* [ENTRIES PROVIDED]:
══════════

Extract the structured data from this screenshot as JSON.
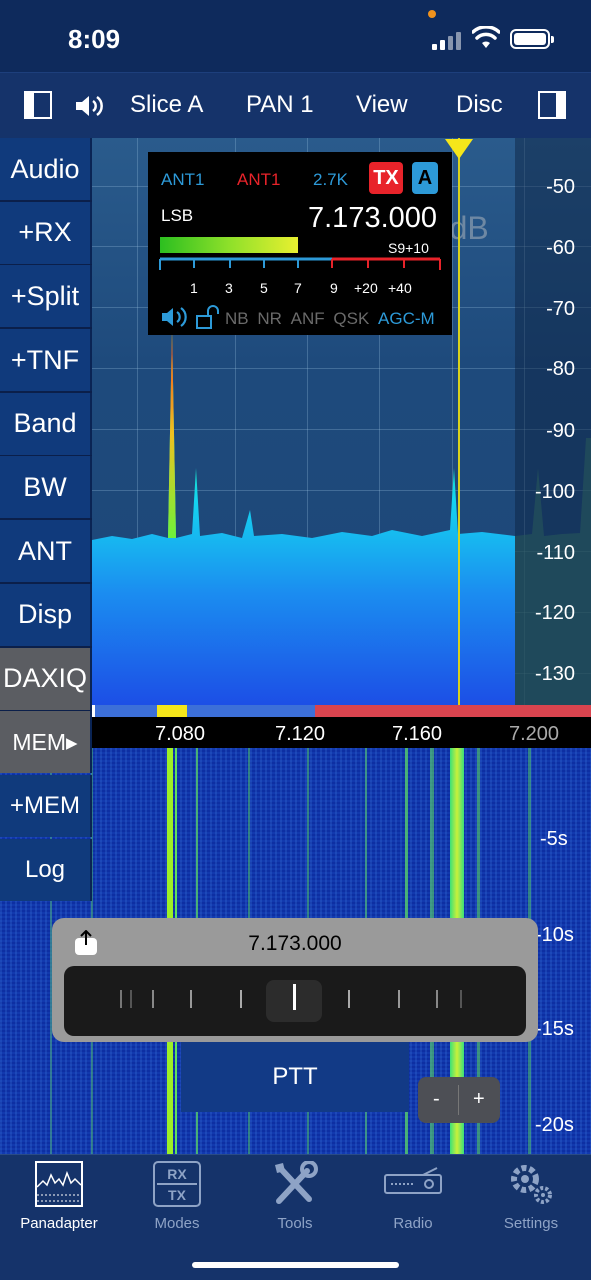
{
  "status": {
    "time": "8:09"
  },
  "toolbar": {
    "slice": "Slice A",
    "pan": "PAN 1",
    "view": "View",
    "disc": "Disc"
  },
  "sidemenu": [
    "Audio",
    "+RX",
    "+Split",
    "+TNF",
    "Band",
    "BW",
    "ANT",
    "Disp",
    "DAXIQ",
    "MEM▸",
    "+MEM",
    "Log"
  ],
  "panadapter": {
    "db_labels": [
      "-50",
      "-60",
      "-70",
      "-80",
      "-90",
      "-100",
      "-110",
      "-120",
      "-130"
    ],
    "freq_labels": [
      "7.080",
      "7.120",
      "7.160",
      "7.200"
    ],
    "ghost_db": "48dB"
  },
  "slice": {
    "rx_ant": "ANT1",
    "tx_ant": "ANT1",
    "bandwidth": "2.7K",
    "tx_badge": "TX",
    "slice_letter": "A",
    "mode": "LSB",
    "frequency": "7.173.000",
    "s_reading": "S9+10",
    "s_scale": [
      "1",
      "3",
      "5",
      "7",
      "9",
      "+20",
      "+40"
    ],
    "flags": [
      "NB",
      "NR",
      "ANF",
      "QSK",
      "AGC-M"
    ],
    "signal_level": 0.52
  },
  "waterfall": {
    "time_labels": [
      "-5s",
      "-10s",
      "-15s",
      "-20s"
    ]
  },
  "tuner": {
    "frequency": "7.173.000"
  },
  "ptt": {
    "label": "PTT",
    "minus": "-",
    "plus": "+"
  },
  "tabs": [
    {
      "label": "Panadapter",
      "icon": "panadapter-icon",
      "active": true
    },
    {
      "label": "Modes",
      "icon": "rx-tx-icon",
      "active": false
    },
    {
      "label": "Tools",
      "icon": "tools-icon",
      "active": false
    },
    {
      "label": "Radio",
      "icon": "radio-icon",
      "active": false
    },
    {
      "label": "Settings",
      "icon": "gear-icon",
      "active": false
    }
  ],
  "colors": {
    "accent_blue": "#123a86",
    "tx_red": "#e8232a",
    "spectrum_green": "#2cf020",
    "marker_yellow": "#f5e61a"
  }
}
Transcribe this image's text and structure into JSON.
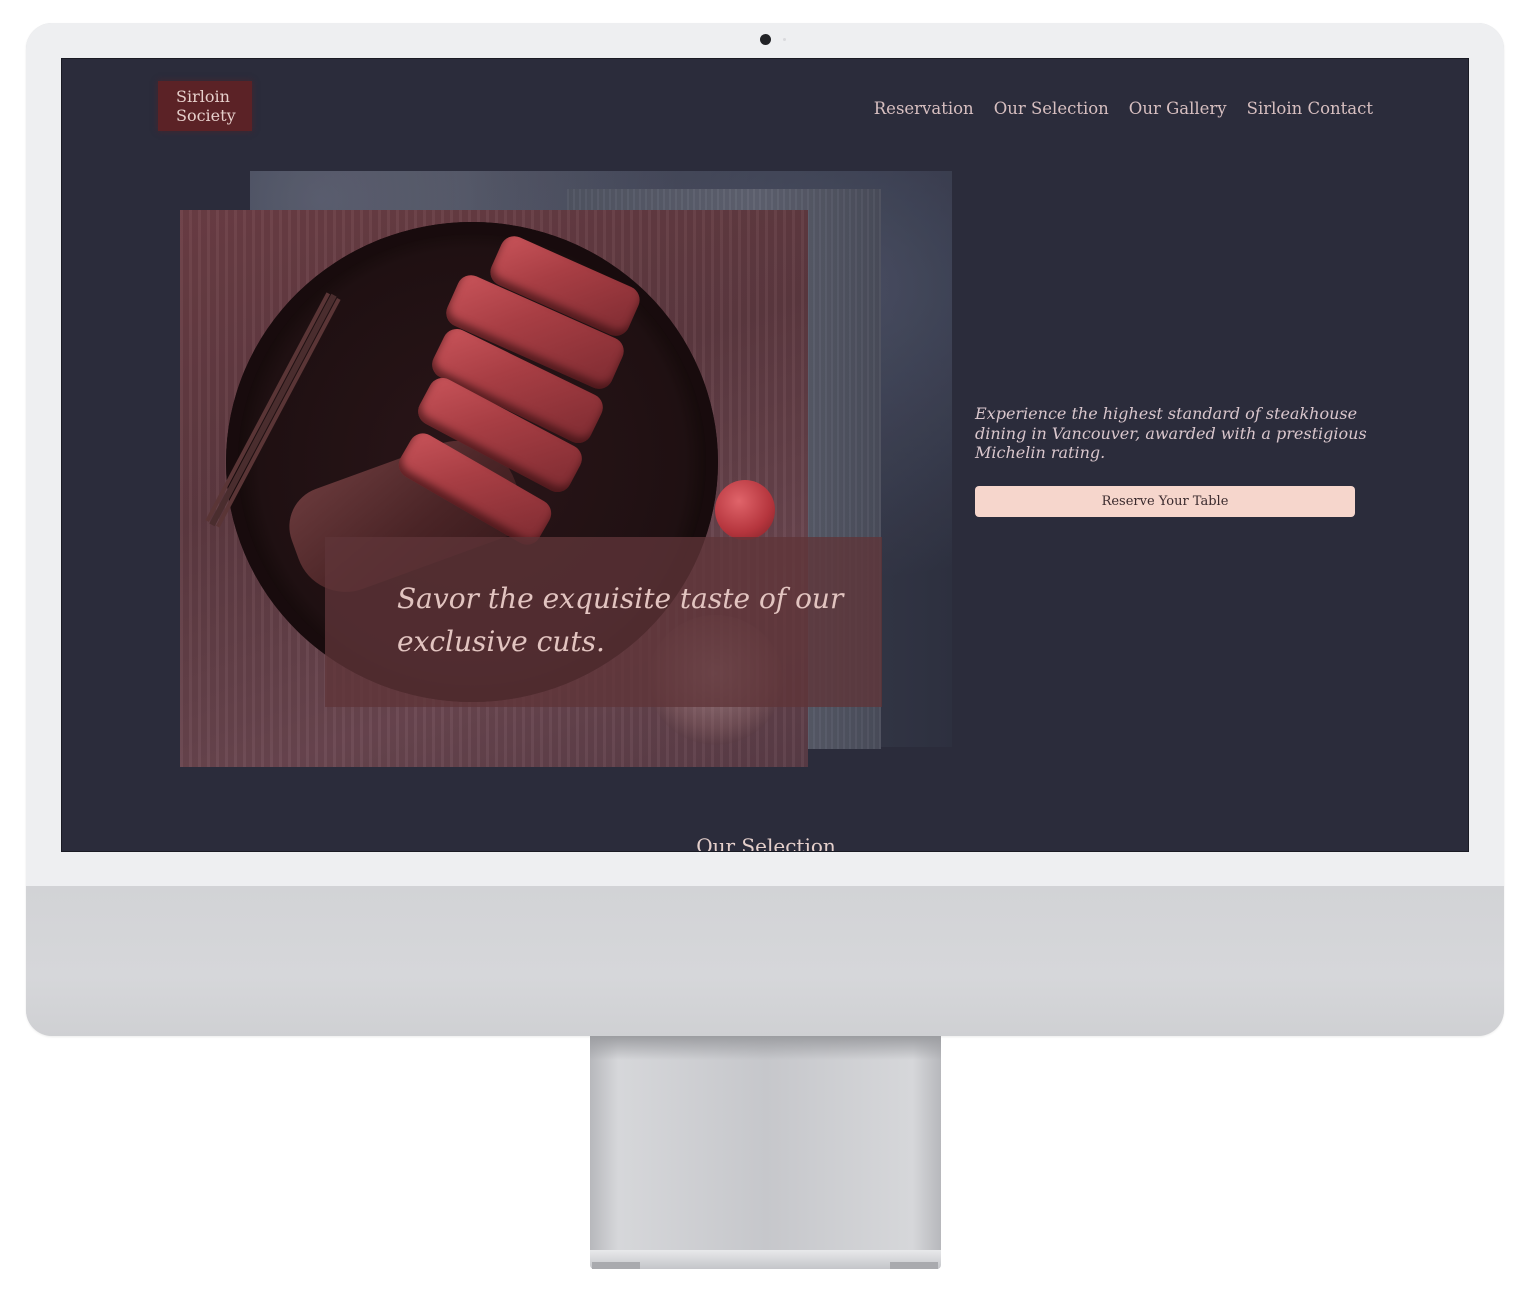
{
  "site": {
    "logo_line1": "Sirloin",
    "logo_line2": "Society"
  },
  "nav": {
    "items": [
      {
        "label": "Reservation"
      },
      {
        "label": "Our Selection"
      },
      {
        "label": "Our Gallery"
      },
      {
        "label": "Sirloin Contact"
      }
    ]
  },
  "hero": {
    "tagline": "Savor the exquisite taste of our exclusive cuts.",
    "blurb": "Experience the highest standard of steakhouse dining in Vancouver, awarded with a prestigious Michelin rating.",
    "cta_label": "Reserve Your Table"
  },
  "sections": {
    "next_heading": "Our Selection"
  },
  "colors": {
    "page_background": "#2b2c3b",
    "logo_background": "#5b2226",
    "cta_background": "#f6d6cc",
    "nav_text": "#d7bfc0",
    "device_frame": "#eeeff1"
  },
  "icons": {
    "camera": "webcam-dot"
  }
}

══════════

* [TASK PROMPT]: Copy the records exactly as they appear, excluding images.

* [TASK RESULT]:
Extract the structured data from this screenshot as JSON.
{
  "status": {
    "time": "8:09"
  },
  "toolbar": {
    "slice": "Slice A",
    "pan": "PAN 1",
    "view": "View",
    "disc": "Disc"
  },
  "sidemenu": [
    "Audio",
    "+RX",
    "+Split",
    "+TNF",
    "Band",
    "BW",
    "ANT",
    "Disp",
    "DAXIQ",
    "MEM▸",
    "+MEM",
    "Log"
  ],
  "panadapter": {
    "db_labels": [
      "-50",
      "-60",
      "-70",
      "-80",
      "-90",
      "-100",
      "-110",
      "-120",
      "-130"
    ],
    "freq_labels": [
      "7.080",
      "7.120",
      "7.160",
      "7.200"
    ],
    "ghost_db": "48dB"
  },
  "slice": {
    "rx_ant": "ANT1",
    "tx_ant": "ANT1",
    "bandwidth": "2.7K",
    "tx_badge": "TX",
    "slice_letter": "A",
    "mode": "LSB",
    "frequency": "7.173.000",
    "s_reading": "S9+10",
    "s_scale": [
      "1",
      "3",
      "5",
      "7",
      "9",
      "+20",
      "+40"
    ],
    "flags": [
      "NB",
      "NR",
      "ANF",
      "QSK",
      "AGC-M"
    ],
    "signal_level": 0.52
  },
  "waterfall": {
    "time_labels": [
      "-5s",
      "-10s",
      "-15s",
      "-20s"
    ]
  },
  "tuner": {
    "frequency": "7.173.000"
  },
  "ptt": {
    "label": "PTT",
    "minus": "-",
    "plus": "+"
  },
  "tabs": [
    {
      "label": "Panadapter",
      "icon": "panadapter-icon",
      "active": true
    },
    {
      "label": "Modes",
      "icon": "rx-tx-icon",
      "active": false
    },
    {
      "label": "Tools",
      "icon": "tools-icon",
      "active": false
    },
    {
      "label": "Radio",
      "icon": "radio-icon",
      "active": false
    },
    {
      "label": "Settings",
      "icon": "gear-icon",
      "active": false
    }
  ],
  "colors": {
    "accent_blue": "#123a86",
    "tx_red": "#e8232a",
    "spectrum_green": "#2cf020",
    "marker_yellow": "#f5e61a"
  }
}
Transcribe this image's text and structure into JSON.
{
  "site": {
    "logo_line1": "Sirloin",
    "logo_line2": "Society"
  },
  "nav": {
    "items": [
      {
        "label": "Reservation"
      },
      {
        "label": "Our Selection"
      },
      {
        "label": "Our Gallery"
      },
      {
        "label": "Sirloin Contact"
      }
    ]
  },
  "hero": {
    "tagline": "Savor the exquisite taste of our exclusive cuts.",
    "blurb": "Experience the highest standard of steakhouse dining in Vancouver, awarded with a prestigious Michelin rating.",
    "cta_label": "Reserve Your Table"
  },
  "sections": {
    "next_heading": "Our Selection"
  },
  "colors": {
    "page_background": "#2b2c3b",
    "logo_background": "#5b2226",
    "cta_background": "#f6d6cc",
    "nav_text": "#d7bfc0",
    "device_frame": "#eeeff1"
  },
  "icons": {
    "camera": "webcam-dot"
  }
}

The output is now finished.